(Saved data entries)
————
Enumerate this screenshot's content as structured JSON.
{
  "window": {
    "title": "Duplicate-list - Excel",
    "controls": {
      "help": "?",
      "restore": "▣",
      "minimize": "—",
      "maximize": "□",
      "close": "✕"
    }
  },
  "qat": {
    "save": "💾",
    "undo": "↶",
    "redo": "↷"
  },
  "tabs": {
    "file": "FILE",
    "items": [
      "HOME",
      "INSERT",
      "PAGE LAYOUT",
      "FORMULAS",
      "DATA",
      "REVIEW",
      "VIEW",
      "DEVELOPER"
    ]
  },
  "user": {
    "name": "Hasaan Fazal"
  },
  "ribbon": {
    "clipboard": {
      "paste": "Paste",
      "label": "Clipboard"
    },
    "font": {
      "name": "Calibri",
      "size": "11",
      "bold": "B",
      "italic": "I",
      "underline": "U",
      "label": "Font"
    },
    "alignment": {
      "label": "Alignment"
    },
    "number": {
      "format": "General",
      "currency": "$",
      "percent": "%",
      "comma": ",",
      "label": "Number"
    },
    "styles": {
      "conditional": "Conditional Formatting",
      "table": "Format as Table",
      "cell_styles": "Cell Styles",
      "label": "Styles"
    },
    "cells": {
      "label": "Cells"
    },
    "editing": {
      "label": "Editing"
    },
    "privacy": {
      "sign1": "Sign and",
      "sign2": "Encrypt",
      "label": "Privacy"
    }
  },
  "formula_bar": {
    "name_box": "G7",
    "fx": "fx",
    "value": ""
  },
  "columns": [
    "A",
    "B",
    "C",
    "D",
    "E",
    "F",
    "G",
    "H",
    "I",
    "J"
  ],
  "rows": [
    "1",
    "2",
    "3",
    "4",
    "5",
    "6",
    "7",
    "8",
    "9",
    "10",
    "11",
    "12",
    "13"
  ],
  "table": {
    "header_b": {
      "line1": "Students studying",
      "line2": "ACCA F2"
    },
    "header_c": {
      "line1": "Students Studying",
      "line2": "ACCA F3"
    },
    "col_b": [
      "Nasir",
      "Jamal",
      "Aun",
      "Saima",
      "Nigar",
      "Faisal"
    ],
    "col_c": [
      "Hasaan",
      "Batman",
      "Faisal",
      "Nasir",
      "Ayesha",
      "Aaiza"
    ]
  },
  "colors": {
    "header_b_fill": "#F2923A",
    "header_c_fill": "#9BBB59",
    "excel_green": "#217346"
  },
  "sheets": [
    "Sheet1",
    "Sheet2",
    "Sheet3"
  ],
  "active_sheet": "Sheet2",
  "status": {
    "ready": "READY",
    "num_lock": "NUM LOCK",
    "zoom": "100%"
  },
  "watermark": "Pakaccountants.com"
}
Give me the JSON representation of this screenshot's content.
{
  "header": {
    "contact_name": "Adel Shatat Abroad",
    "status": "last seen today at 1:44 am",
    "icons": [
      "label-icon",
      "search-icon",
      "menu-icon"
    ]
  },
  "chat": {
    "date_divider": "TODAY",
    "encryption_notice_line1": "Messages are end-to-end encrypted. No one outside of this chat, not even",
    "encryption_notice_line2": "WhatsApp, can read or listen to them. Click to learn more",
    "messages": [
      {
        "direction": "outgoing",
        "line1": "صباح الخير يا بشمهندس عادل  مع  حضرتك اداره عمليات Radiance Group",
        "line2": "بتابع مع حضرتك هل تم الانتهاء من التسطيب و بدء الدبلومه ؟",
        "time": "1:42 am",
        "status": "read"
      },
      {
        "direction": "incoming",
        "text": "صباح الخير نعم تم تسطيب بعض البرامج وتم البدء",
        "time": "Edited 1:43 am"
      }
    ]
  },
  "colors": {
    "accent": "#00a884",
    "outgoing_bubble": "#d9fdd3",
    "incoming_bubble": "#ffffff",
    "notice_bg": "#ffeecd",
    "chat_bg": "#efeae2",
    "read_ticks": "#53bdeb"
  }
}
————
* [PROBLEM DETAILS]: Restate the whole of the material exactly.

* [WRITTEN ANSWER]:
Enumerate this screenshot's content as structured JSON.
{
  "window": {
    "title": "Duplicate-list - Excel",
    "controls": {
      "help": "?",
      "restore": "▣",
      "minimize": "—",
      "maximize": "□",
      "close": "✕"
    }
  },
  "qat": {
    "save": "💾",
    "undo": "↶",
    "redo": "↷"
  },
  "tabs": {
    "file": "FILE",
    "items": [
      "HOME",
      "INSERT",
      "PAGE LAYOUT",
      "FORMULAS",
      "DATA",
      "REVIEW",
      "VIEW",
      "DEVELOPER"
    ]
  },
  "user": {
    "name": "Hasaan Fazal"
  },
  "ribbon": {
    "clipboard": {
      "paste": "Paste",
      "label": "Clipboard"
    },
    "font": {
      "name": "Calibri",
      "size": "11",
      "bold": "B",
      "italic": "I",
      "underline": "U",
      "label": "Font"
    },
    "alignment": {
      "label": "Alignment"
    },
    "number": {
      "format": "General",
      "currency": "$",
      "percent": "%",
      "comma": ",",
      "label": "Number"
    },
    "styles": {
      "conditional": "Conditional Formatting",
      "table": "Format as Table",
      "cell_styles": "Cell Styles",
      "label": "Styles"
    },
    "cells": {
      "label": "Cells"
    },
    "editing": {
      "label": "Editing"
    },
    "privacy": {
      "sign1": "Sign and",
      "sign2": "Encrypt",
      "label": "Privacy"
    }
  },
  "formula_bar": {
    "name_box": "G7",
    "fx": "fx",
    "value": ""
  },
  "columns": [
    "A",
    "B",
    "C",
    "D",
    "E",
    "F",
    "G",
    "H",
    "I",
    "J"
  ],
  "rows": [
    "1",
    "2",
    "3",
    "4",
    "5",
    "6",
    "7",
    "8",
    "9",
    "10",
    "11",
    "12",
    "13"
  ],
  "table": {
    "header_b": {
      "line1": "Students studying",
      "line2": "ACCA F2"
    },
    "header_c": {
      "line1": "Students Studying",
      "line2": "ACCA F3"
    },
    "col_b": [
      "Nasir",
      "Jamal",
      "Aun",
      "Saima",
      "Nigar",
      "Faisal"
    ],
    "col_c": [
      "Hasaan",
      "Batman",
      "Faisal",
      "Nasir",
      "Ayesha",
      "Aaiza"
    ]
  },
  "colors": {
    "header_b_fill": "#F2923A",
    "header_c_fill": "#9BBB59",
    "excel_green": "#217346"
  },
  "sheets": [
    "Sheet1",
    "Sheet2",
    "Sheet3"
  ],
  "active_sheet": "Sheet2",
  "status": {
    "ready": "READY",
    "num_lock": "NUM LOCK",
    "zoom": "100%"
  },
  "watermark": "Pakaccountants.com"
}
Give me the JSON representation of this screenshot's content.
{
  "header": {
    "contact_name": "Adel Shatat Abroad",
    "status": "last seen today at 1:44 am",
    "icons": [
      "label-icon",
      "search-icon",
      "menu-icon"
    ]
  },
  "chat": {
    "date_divider": "TODAY",
    "encryption_notice_line1": "Messages are end-to-end encrypted. No one outside of this chat, not even",
    "encryption_notice_line2": "WhatsApp, can read or listen to them. Click to learn more",
    "messages": [
      {
        "direction": "outgoing",
        "line1": "صباح الخير يا بشمهندس عادل  مع  حضرتك اداره عمليات Radiance Group",
        "line2": "بتابع مع حضرتك هل تم الانتهاء من التسطيب و بدء الدبلومه ؟",
        "time": "1:42 am",
        "status": "read"
      },
      {
        "direction": "incoming",
        "text": "صباح الخير نعم تم تسطيب بعض البرامج وتم البدء",
        "time": "Edited 1:43 am"
      }
    ]
  },
  "colors": {
    "accent": "#00a884",
    "outgoing_bubble": "#d9fdd3",
    "incoming_bubble": "#ffffff",
    "notice_bg": "#ffeecd",
    "chat_bg": "#efeae2",
    "read_ticks": "#53bdeb"
  }
}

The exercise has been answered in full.